— Start —
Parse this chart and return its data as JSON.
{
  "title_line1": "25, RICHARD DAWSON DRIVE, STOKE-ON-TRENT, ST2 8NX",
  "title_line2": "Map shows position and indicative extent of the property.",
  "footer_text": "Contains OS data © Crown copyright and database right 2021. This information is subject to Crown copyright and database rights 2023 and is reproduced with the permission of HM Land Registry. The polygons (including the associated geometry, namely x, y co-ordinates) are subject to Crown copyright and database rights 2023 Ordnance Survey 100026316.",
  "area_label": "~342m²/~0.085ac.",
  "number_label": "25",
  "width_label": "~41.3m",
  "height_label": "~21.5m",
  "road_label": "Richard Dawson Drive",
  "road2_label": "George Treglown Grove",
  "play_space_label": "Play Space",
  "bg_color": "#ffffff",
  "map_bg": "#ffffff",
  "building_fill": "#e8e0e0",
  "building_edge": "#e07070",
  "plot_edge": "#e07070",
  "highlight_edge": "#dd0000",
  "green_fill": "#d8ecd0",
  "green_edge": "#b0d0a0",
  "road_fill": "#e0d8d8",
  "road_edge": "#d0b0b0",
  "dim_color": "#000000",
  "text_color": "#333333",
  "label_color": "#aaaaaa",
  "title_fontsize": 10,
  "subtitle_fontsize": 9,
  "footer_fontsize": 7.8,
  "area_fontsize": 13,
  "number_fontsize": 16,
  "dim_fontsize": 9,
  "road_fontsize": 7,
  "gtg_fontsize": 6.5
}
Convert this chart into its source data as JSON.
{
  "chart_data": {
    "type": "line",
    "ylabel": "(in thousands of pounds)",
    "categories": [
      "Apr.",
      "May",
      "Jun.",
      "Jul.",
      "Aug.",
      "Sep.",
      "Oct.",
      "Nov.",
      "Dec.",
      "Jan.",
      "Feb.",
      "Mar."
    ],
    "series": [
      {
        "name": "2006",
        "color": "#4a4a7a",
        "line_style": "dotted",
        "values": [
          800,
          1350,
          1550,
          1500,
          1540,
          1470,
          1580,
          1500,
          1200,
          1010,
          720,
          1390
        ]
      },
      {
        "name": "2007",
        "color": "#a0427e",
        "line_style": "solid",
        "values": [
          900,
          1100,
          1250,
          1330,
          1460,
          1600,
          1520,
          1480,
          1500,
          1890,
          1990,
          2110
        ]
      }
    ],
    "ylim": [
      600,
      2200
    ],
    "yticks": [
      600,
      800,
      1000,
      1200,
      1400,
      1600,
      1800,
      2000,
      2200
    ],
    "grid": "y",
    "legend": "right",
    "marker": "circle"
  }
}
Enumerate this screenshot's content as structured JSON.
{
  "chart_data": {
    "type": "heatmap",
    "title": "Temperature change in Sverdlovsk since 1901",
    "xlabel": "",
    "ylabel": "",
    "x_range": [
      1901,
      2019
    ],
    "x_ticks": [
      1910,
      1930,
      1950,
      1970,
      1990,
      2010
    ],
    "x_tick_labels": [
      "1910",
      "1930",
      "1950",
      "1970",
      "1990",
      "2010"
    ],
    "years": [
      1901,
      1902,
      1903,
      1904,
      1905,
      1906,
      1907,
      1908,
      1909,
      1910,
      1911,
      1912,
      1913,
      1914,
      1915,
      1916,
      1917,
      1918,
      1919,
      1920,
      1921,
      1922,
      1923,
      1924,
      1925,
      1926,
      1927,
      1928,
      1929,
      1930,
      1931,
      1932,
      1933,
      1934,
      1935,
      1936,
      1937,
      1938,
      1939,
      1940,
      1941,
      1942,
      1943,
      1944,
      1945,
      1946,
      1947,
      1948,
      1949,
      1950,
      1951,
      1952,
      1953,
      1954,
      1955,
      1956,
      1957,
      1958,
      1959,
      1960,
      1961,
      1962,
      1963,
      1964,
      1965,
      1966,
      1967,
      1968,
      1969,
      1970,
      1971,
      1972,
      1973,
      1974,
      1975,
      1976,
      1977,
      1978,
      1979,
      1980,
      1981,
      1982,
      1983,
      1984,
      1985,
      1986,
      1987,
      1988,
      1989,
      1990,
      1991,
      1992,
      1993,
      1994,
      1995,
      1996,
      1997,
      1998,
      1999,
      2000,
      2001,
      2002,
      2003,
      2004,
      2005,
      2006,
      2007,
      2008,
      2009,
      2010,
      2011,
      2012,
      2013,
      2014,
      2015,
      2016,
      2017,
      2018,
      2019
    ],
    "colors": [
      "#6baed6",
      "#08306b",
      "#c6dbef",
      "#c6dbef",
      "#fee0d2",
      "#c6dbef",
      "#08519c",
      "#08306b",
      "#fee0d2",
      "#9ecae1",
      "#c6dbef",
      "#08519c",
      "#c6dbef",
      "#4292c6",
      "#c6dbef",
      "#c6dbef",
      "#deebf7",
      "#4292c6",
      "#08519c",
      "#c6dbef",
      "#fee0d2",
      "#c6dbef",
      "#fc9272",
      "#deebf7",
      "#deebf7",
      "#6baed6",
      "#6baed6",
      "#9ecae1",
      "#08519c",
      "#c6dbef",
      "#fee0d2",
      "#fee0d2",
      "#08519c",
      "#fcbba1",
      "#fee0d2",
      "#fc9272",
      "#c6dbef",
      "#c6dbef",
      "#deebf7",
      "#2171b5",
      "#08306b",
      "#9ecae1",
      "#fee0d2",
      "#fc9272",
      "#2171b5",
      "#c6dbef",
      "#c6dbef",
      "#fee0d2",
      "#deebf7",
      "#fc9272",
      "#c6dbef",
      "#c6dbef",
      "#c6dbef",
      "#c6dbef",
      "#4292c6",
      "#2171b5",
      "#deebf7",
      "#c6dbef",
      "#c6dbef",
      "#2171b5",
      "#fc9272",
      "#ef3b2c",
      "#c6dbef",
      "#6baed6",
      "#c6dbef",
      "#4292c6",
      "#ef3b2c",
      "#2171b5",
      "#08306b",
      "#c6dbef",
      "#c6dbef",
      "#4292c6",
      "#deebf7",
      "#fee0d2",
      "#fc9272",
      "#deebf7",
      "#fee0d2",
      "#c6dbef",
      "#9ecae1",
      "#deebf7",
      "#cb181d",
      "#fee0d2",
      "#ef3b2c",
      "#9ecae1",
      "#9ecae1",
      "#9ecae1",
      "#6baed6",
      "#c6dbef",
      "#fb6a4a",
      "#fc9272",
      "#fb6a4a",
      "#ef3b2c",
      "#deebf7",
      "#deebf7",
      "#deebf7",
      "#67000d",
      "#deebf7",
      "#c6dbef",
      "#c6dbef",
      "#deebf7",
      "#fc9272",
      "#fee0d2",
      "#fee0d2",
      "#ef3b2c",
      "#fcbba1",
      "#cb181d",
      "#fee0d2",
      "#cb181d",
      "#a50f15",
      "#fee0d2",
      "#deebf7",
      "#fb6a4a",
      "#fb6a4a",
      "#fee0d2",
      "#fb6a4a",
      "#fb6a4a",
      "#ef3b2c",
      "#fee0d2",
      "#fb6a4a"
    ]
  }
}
— End —
● Your goal: Tell how many lines include "right". The number is the whole answer.

● Task response: 2